-- Data for processing --
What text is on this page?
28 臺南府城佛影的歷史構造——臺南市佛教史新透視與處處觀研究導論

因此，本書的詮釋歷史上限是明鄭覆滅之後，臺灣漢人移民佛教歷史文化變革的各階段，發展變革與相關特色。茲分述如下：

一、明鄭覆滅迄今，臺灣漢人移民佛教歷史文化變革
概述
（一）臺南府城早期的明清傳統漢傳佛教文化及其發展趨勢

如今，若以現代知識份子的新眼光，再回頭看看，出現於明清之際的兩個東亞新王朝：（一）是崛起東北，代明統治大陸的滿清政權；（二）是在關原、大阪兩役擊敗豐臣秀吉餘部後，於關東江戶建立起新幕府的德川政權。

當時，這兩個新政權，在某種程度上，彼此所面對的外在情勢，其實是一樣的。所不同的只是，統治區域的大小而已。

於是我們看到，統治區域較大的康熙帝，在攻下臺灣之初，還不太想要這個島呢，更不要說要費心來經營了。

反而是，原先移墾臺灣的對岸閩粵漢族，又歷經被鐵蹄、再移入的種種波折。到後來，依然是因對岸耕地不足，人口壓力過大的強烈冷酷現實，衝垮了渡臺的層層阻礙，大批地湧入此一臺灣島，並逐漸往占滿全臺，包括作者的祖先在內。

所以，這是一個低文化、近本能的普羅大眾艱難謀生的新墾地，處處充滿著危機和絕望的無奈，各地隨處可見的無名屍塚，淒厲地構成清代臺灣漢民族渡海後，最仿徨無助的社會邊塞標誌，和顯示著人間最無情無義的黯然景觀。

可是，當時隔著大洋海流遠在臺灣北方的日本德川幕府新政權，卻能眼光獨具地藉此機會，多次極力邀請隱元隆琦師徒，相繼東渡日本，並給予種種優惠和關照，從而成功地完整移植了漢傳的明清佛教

-- Given exercise --
Repeat every record exactly as written, please.

-- Result of this exercise --
What text is on this page?
28 臺南府城佛影的歷史構造——臺南市佛教史新透視與處處觀研究導論

因此，本書的詮釋歷史上限是明鄭覆滅之後，臺灣漢人移民佛教歷史文化變革的各階段，發展變革與相關特色。茲分述如下：

一、明鄭覆滅迄今，臺灣漢人移民佛教歷史文化變革
概述
（一）臺南府城早期的明清傳統漢傳佛教文化及其發展趨勢

如今，若以現代知識份子的新眼光，再回頭看看，出現於明清之際的兩個東亞新王朝：（一）是崛起東北，代明統治大陸的滿清政權；（二）是在關原、大阪兩役擊敗豐臣秀吉餘部後，於關東江戶建立起新幕府的德川政權。

當時，這兩個新政權，在某種程度上，彼此所面對的外在情勢，其實是一樣的。所不同的只是，統治區域的大小而已。

於是我們看到，統治區域較大的康熙帝，在攻下臺灣之初，還不太想要這個島呢，更不要說要費心來經營了。

反而是，原先移墾臺灣的對岸閩粵漢族，又歷經被鐵蹄、再移入的種種波折。到後來，依然是因對岸耕地不足，人口壓力過大的強烈冷酷現實，衝垮了渡臺的層層阻礙，大批地湧入此一臺灣島，並逐漸往占滿全臺，包括作者的祖先在內。

所以，這是一個低文化、近本能的普羅大眾艱難謀生的新墾地，處處充滿著危機和絕望的無奈，各地隨處可見的無名屍塚，淒厲地構成清代臺灣漢民族渡海後，最仿徨無助的社會邊塞標誌，和顯示著人間最無情無義的黯然景觀。

可是，當時隔著大洋海流遠在臺灣北方的日本德川幕府新政權，卻能眼光獨具地藉此機會，多次極力邀請隱元隆琦師徒，相繼東渡日本，並給予種種優惠和關照，從而成功地完整移植了漢傳的明清佛教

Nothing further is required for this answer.